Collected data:
%%

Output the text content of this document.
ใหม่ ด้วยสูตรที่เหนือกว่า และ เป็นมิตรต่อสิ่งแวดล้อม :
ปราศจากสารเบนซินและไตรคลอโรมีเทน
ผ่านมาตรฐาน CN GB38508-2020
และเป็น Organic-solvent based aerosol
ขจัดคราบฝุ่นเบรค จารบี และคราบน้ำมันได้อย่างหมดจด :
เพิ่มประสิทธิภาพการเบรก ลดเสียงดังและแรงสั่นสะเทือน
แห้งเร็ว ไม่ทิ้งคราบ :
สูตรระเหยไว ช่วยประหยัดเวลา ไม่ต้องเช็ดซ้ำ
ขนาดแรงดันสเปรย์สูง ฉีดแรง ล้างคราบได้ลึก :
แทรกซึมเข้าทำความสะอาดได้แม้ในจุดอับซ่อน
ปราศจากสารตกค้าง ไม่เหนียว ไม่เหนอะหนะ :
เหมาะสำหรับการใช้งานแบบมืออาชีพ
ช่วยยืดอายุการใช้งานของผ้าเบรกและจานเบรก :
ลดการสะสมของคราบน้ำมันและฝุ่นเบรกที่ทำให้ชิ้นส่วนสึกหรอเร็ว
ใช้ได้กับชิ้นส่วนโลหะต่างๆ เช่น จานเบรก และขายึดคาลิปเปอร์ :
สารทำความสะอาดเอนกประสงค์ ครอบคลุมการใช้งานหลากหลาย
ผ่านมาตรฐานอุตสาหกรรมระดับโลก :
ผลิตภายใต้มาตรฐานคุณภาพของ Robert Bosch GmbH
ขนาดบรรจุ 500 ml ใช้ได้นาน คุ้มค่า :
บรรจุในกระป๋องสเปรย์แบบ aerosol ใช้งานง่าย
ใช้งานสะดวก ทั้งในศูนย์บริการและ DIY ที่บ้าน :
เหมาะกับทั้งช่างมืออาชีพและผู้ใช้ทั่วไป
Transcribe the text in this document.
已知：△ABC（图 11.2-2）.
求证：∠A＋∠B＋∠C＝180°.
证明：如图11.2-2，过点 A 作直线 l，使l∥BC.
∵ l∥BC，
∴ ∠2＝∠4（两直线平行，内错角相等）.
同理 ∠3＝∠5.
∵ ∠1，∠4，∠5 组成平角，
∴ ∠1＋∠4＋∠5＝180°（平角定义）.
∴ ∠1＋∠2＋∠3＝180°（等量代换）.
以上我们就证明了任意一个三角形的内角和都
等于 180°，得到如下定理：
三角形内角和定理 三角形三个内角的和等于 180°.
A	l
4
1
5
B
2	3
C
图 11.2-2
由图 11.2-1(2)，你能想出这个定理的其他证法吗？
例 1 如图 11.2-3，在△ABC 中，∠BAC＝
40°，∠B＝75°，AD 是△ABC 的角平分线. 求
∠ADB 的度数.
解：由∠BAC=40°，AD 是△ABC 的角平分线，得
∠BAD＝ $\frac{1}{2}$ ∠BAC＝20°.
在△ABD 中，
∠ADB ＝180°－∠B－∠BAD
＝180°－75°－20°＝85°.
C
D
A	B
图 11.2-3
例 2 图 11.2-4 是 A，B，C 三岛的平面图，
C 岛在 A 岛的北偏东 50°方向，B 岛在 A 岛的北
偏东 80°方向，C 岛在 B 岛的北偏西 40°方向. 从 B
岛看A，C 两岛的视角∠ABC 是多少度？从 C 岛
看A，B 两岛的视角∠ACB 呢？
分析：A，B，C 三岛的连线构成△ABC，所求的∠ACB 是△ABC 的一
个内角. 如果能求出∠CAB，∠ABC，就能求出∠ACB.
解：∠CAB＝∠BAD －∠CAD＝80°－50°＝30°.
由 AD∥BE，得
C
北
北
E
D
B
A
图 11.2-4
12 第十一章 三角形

%%

What needs to be done – From the entries above, select each line containing the string "document".

Reply to the exercise –
Output the text content of this document.
Transcribe the text in this document.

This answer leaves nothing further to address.